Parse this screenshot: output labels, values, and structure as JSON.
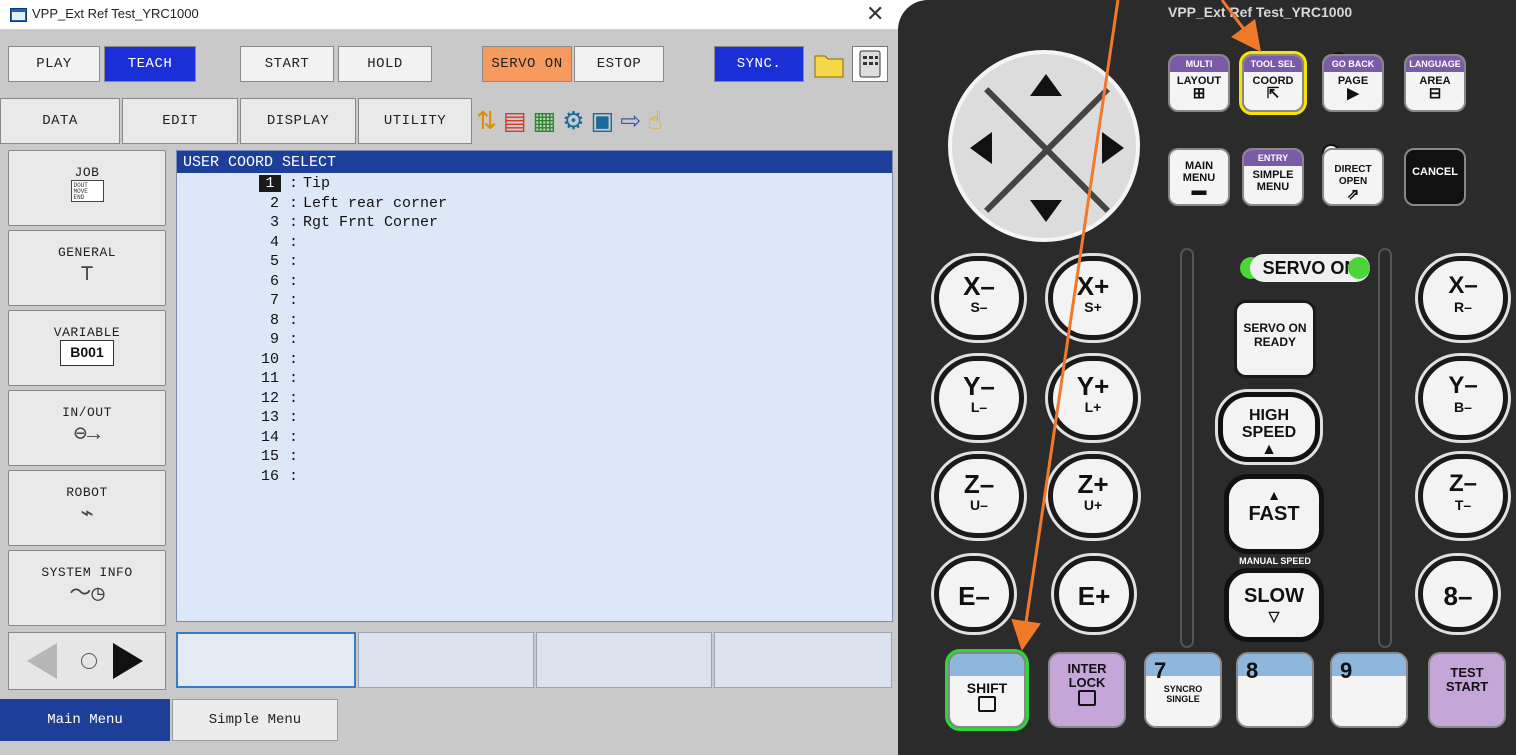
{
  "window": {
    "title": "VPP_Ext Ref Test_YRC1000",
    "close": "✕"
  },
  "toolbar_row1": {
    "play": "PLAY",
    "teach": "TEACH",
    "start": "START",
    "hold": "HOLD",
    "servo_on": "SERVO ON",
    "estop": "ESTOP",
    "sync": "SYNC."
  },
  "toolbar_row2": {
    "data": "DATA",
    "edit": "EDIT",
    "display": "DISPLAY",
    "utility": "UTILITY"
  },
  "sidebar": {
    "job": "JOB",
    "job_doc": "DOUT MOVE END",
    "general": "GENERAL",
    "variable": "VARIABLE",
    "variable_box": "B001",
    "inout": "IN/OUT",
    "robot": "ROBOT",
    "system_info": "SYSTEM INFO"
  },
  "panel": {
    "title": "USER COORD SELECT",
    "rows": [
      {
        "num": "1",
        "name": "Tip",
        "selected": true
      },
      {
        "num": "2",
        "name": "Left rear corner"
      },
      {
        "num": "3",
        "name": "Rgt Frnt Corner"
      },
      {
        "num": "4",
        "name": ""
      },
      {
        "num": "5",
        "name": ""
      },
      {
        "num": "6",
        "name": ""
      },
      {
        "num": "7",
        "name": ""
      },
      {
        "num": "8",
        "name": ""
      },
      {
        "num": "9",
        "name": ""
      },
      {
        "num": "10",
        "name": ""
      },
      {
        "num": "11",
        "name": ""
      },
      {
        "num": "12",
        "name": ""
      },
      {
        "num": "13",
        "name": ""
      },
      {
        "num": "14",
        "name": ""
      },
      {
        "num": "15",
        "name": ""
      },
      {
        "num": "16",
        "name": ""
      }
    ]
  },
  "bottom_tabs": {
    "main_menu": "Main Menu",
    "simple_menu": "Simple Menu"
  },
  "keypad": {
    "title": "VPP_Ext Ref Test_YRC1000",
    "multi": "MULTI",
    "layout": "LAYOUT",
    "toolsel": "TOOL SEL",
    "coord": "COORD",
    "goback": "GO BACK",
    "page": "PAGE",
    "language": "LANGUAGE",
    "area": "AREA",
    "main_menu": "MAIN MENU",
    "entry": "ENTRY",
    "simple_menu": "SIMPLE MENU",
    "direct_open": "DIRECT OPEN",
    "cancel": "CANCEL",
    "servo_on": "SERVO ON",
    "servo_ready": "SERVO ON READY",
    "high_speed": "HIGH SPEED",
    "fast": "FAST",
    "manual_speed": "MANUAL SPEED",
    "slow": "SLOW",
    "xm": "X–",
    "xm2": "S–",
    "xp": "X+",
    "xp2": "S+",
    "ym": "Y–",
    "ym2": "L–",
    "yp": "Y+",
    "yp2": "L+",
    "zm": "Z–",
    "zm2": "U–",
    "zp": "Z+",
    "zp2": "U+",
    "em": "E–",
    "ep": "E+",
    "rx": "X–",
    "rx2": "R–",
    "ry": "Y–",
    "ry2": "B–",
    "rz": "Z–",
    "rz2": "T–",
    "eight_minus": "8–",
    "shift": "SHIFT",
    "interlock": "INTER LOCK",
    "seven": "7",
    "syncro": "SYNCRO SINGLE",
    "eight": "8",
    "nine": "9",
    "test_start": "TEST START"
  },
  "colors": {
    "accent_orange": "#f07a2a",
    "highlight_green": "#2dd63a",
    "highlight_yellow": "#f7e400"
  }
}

◇ ◇ ◇

_Goal:_ Reproduce every entry word for word, but omit the pictures.

_Solved exercise:_
Parse this screenshot: output labels, values, and structure as JSON.
{
  "window": {
    "title": "VPP_Ext Ref Test_YRC1000",
    "close": "✕"
  },
  "toolbar_row1": {
    "play": "PLAY",
    "teach": "TEACH",
    "start": "START",
    "hold": "HOLD",
    "servo_on": "SERVO ON",
    "estop": "ESTOP",
    "sync": "SYNC."
  },
  "toolbar_row2": {
    "data": "DATA",
    "edit": "EDIT",
    "display": "DISPLAY",
    "utility": "UTILITY"
  },
  "sidebar": {
    "job": "JOB",
    "job_doc": "DOUT MOVE END",
    "general": "GENERAL",
    "variable": "VARIABLE",
    "variable_box": "B001",
    "inout": "IN/OUT",
    "robot": "ROBOT",
    "system_info": "SYSTEM INFO"
  },
  "panel": {
    "title": "USER COORD SELECT",
    "rows": [
      {
        "num": "1",
        "name": "Tip",
        "selected": true
      },
      {
        "num": "2",
        "name": "Left rear corner"
      },
      {
        "num": "3",
        "name": "Rgt Frnt Corner"
      },
      {
        "num": "4",
        "name": ""
      },
      {
        "num": "5",
        "name": ""
      },
      {
        "num": "6",
        "name": ""
      },
      {
        "num": "7",
        "name": ""
      },
      {
        "num": "8",
        "name": ""
      },
      {
        "num": "9",
        "name": ""
      },
      {
        "num": "10",
        "name": ""
      },
      {
        "num": "11",
        "name": ""
      },
      {
        "num": "12",
        "name": ""
      },
      {
        "num": "13",
        "name": ""
      },
      {
        "num": "14",
        "name": ""
      },
      {
        "num": "15",
        "name": ""
      },
      {
        "num": "16",
        "name": ""
      }
    ]
  },
  "bottom_tabs": {
    "main_menu": "Main Menu",
    "simple_menu": "Simple Menu"
  },
  "keypad": {
    "title": "VPP_Ext Ref Test_YRC1000",
    "multi": "MULTI",
    "layout": "LAYOUT",
    "toolsel": "TOOL SEL",
    "coord": "COORD",
    "goback": "GO BACK",
    "page": "PAGE",
    "language": "LANGUAGE",
    "area": "AREA",
    "main_menu": "MAIN MENU",
    "entry": "ENTRY",
    "simple_menu": "SIMPLE MENU",
    "direct_open": "DIRECT OPEN",
    "cancel": "CANCEL",
    "servo_on": "SERVO ON",
    "servo_ready": "SERVO ON READY",
    "high_speed": "HIGH SPEED",
    "fast": "FAST",
    "manual_speed": "MANUAL SPEED",
    "slow": "SLOW",
    "xm": "X–",
    "xm2": "S–",
    "xp": "X+",
    "xp2": "S+",
    "ym": "Y–",
    "ym2": "L–",
    "yp": "Y+",
    "yp2": "L+",
    "zm": "Z–",
    "zm2": "U–",
    "zp": "Z+",
    "zp2": "U+",
    "em": "E–",
    "ep": "E+",
    "rx": "X–",
    "rx2": "R–",
    "ry": "Y–",
    "ry2": "B–",
    "rz": "Z–",
    "rz2": "T–",
    "eight_minus": "8–",
    "shift": "SHIFT",
    "interlock": "INTER LOCK",
    "seven": "7",
    "syncro": "SYNCRO SINGLE",
    "eight": "8",
    "nine": "9",
    "test_start": "TEST START"
  },
  "colors": {
    "accent_orange": "#f07a2a",
    "highlight_green": "#2dd63a",
    "highlight_yellow": "#f7e400"
  }
}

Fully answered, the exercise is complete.